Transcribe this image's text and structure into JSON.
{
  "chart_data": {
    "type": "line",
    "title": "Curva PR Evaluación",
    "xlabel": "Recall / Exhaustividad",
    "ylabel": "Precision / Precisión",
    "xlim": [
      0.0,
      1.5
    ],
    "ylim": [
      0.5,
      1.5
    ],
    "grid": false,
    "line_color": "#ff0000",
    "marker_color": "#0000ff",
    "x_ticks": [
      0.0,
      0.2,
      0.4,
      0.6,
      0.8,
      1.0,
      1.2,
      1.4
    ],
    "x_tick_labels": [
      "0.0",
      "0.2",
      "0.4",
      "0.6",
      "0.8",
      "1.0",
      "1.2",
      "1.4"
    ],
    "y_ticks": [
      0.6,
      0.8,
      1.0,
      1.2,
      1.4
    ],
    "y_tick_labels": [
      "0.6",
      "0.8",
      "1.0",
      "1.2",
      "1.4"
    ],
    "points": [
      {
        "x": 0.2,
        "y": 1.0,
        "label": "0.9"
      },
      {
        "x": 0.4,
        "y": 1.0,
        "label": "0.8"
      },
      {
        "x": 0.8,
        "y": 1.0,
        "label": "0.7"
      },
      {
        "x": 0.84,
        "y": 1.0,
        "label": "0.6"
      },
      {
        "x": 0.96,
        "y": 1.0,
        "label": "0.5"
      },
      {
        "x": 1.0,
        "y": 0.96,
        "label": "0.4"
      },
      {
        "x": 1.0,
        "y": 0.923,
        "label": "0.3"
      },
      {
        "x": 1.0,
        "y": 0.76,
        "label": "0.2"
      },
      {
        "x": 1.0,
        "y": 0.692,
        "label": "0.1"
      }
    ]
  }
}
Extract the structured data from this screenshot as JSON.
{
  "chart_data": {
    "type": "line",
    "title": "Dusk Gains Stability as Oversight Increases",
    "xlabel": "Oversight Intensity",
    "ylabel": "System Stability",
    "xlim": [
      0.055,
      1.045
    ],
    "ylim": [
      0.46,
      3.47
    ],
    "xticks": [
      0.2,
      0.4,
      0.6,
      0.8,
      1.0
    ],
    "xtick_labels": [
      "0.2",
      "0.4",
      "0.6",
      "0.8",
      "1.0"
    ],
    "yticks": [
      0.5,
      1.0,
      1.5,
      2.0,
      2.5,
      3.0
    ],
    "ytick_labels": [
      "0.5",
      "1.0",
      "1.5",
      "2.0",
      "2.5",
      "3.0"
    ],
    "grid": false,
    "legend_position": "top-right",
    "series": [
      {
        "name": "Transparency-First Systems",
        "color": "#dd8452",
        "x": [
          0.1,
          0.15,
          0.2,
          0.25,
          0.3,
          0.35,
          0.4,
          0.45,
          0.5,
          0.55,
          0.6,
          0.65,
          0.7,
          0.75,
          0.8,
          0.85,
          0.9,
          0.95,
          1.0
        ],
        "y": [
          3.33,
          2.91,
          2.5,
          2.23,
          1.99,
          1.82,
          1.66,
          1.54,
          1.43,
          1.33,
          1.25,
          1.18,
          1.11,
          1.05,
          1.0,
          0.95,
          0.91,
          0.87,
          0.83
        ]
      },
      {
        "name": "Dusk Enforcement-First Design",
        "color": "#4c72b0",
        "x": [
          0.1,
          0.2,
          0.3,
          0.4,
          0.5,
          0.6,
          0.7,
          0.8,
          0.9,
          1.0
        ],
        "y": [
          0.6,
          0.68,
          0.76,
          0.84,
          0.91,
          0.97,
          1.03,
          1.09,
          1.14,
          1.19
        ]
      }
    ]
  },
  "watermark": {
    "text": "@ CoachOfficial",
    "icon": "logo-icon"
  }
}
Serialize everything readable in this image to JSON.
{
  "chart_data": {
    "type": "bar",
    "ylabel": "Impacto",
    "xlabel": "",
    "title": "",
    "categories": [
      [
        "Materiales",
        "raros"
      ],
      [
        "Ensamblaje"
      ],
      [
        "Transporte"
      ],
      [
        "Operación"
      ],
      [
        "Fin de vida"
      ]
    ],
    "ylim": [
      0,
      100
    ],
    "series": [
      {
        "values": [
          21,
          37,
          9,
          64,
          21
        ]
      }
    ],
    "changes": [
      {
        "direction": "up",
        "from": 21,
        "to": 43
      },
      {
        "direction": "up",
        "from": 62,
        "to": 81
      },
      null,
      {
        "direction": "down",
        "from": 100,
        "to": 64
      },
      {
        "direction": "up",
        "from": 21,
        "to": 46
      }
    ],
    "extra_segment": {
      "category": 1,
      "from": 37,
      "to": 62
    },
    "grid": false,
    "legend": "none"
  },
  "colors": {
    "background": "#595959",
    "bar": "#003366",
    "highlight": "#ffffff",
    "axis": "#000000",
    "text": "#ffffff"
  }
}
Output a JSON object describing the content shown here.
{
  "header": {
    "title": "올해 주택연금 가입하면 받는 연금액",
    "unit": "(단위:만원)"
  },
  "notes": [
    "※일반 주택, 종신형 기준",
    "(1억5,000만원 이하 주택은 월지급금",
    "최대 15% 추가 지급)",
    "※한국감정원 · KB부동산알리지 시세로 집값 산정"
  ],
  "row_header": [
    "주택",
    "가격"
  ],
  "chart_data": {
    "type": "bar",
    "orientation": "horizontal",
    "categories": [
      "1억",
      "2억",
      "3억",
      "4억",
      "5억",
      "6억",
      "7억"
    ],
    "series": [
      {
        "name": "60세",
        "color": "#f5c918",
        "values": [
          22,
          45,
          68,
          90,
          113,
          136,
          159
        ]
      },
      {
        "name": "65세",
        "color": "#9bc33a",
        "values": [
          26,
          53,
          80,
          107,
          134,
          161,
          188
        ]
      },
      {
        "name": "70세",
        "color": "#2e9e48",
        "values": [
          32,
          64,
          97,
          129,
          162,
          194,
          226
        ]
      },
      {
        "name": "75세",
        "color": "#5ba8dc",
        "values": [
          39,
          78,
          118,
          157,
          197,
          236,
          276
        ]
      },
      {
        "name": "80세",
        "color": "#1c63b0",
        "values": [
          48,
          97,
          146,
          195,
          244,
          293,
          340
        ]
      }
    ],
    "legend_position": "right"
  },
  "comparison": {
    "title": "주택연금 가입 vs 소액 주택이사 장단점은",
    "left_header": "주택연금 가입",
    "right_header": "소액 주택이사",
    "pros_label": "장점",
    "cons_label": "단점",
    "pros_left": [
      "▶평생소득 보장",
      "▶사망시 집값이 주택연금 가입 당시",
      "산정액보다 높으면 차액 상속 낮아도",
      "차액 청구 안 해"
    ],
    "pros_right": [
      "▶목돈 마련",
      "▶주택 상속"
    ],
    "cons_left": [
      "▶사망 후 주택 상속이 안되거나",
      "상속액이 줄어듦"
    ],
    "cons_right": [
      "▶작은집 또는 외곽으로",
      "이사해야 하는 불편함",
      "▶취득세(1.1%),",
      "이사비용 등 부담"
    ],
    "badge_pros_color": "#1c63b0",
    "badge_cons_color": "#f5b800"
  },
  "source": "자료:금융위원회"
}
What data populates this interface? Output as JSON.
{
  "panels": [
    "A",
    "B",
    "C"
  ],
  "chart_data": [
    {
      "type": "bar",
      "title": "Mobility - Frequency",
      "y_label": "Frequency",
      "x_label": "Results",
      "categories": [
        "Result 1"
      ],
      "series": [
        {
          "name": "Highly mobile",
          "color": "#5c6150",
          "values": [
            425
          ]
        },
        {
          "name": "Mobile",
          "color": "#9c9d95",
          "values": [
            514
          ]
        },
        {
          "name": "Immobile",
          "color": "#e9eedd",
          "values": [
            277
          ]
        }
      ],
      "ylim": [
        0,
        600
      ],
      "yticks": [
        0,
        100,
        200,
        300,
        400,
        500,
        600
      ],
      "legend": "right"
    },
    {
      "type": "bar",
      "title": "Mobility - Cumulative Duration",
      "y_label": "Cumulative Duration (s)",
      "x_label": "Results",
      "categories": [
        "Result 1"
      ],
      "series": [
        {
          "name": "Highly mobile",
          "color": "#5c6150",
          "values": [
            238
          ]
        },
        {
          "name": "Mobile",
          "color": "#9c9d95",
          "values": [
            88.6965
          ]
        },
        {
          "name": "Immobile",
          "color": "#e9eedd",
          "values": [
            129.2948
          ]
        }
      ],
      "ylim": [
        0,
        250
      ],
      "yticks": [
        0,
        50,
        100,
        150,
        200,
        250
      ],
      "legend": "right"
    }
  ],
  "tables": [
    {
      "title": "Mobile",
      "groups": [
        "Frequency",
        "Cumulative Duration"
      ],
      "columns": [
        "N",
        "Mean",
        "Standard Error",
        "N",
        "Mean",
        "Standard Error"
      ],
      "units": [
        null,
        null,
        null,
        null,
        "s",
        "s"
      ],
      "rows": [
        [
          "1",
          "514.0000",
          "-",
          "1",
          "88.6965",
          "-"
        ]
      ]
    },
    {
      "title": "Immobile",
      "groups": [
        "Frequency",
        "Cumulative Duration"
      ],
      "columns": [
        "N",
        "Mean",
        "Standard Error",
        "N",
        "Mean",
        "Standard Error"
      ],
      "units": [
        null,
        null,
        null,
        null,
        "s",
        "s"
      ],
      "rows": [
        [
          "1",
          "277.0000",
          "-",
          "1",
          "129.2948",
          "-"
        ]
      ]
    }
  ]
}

» **What the task asks**: Using the entries above, state how many lines include the word "from", with no other words.

» **Solution to the problem**: 6